### REQUIRED TASK
From the entries below, report how many lines contain the string "Unterarmdrehgelenk". Give only that number.

Saved entries

=-=-=-=-=

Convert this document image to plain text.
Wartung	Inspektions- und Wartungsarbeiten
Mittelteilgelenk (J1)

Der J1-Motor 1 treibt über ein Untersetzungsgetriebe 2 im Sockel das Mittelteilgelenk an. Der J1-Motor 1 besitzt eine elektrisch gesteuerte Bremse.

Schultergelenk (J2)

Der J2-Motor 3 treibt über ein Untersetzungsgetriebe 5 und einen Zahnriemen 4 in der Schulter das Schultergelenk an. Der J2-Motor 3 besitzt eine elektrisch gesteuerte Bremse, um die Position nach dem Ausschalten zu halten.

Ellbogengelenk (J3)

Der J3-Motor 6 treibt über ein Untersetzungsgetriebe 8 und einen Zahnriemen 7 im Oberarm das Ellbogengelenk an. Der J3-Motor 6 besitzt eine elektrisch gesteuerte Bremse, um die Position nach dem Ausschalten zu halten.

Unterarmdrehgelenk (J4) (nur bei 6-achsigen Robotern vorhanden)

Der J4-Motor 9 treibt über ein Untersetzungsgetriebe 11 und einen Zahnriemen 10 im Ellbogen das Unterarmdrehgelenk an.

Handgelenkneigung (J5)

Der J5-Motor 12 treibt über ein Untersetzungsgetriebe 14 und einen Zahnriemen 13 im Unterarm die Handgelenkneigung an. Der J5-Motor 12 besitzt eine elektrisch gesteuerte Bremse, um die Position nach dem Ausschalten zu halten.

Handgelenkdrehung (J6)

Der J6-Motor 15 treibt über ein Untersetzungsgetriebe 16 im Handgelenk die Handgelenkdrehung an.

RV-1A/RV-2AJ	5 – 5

=-=-=-=-=

### RESULT FOR THIS TASK
2